• _EXERCISE AIM_
Transcribe everything from "It is right" down to "to indicate relationships." in the passage on planning Decimese.

• _PAGE EXCERPT_
_ _ _
Silvia is rebuilding my PC on the weekend so I can start playing with it at least.
My letters should be first cuz IF (if) the Language X Institute (check 'em out) adopts it as their proposed standard for a world language, then I have skilled and influential professional backers.
There is a nice documentary out there called the History of English- enjoyable.
After lunch with Fotini, I'll complete the first installment of Decimese. I.e. the closed class function words.
The stages are
1) study all repeating themes in basic vocabulary words. E.g. I, you, he, it - singular vs plural. Et al.
2) then reassemble them - just use chart at first to show all variables. E..g They - out/far (space terms), plural(math term), pronoun indicator (grammatical).
3) then condense using a compression cypher. I.e. use of consonant clusters and vowel diphthongs to repack into something about the same size as a standard pronoun.
Kiph's law - rule really- says common words will also be smaller, more brief.
It is right annoying when they are not.
If I invest the time and energy in keeping the 'mortar words' small, then the size of the 'brick' words- lexicon - will not matter so much. I intend to use a large number of basic concepts, and then heavily use compounding, complete with some compressed prepositions to indicate relationships.
I don't believe in smaller bricks than that. Too few basic vocabulary items, and meanings are too
vague and ambiguous.
_ _ _
[Layout element entries]
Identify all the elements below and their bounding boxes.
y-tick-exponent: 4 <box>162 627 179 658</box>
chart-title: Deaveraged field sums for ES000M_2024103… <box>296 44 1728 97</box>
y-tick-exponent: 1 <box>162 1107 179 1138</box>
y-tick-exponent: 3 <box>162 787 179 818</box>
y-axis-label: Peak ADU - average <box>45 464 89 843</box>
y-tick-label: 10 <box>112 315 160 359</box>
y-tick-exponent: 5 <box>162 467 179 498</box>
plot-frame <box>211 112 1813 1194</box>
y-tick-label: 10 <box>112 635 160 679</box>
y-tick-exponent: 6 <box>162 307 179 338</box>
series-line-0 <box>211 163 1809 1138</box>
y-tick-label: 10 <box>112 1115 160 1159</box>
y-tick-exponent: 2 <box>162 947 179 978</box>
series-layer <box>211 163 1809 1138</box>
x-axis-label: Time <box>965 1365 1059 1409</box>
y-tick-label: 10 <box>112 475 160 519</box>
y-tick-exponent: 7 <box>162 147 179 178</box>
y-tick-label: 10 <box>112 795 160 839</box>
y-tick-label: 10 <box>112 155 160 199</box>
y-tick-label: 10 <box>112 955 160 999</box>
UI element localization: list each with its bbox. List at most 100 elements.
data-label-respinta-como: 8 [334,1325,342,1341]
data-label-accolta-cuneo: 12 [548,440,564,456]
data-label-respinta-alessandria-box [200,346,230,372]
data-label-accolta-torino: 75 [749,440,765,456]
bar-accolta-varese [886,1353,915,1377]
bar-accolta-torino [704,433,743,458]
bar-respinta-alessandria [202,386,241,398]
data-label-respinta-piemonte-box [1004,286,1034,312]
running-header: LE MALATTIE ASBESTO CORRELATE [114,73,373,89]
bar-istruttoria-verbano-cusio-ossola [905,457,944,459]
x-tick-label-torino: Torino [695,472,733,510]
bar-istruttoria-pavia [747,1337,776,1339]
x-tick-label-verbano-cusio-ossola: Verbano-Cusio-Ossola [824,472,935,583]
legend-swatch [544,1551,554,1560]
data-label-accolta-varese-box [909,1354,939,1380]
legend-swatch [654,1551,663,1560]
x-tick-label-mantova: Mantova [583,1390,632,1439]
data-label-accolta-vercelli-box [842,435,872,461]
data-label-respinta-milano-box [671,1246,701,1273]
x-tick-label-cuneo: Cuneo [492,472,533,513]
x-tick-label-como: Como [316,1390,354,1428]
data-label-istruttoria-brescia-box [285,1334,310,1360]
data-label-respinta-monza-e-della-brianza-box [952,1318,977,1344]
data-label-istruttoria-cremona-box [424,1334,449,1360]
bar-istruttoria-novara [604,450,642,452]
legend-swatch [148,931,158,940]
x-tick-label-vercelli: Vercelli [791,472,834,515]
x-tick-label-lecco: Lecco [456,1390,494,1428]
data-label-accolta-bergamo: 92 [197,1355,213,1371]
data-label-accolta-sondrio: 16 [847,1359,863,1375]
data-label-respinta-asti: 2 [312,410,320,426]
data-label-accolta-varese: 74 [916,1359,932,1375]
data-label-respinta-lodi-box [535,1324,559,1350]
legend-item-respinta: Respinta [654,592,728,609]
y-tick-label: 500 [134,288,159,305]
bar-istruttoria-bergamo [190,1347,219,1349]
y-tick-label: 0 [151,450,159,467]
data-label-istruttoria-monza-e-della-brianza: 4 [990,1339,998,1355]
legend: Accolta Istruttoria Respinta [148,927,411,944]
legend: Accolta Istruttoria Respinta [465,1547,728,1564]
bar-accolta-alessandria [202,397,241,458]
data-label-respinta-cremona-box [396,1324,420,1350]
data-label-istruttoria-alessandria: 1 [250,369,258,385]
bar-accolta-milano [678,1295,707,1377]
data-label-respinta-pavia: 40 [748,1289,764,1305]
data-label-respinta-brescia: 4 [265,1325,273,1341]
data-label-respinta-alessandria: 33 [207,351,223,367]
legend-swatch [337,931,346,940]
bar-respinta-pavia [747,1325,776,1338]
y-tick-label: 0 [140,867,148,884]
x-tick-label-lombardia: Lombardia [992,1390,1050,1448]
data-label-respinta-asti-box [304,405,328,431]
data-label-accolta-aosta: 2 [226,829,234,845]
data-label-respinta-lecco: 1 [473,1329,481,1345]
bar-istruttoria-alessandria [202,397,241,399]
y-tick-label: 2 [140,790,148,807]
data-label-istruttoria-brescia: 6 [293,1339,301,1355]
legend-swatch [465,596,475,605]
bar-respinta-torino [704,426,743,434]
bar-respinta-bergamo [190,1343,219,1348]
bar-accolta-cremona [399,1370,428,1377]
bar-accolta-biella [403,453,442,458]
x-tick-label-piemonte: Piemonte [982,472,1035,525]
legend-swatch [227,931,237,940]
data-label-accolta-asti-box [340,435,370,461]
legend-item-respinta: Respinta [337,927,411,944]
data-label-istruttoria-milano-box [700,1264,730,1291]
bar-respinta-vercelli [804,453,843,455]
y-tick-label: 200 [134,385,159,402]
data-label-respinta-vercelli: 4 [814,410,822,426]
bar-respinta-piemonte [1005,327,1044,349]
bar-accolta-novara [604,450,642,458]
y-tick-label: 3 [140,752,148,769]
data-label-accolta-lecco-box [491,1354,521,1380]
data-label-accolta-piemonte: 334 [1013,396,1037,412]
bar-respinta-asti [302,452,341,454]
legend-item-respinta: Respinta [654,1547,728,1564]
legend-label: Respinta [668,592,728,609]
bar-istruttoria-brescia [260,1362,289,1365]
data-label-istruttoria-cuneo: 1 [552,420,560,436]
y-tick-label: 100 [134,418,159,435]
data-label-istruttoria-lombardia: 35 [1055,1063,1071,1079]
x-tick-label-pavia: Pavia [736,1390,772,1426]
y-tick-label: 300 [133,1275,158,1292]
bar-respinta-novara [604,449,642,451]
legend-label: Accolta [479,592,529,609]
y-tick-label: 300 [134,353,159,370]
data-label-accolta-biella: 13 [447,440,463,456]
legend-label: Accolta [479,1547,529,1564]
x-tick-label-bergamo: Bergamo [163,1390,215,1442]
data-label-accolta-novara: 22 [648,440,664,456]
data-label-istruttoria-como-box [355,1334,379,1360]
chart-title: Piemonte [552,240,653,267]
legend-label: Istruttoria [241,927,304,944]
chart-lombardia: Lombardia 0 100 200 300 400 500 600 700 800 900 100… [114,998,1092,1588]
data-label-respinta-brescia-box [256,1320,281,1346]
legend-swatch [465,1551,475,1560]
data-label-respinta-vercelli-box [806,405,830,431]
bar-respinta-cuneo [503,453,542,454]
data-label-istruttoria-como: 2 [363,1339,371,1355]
_ _ _
• _ANSWER TO THIS EXERCISE_
It is right annoying when they are not.
If I invest the time and energy in keeping the 'mortar words' small, then the size of the 'brick' words- lexicon - will not matter so much. I intend to use a large number of basic concepts, and then heavily use compounding, complete with some compressed prepositions to indicate relationships.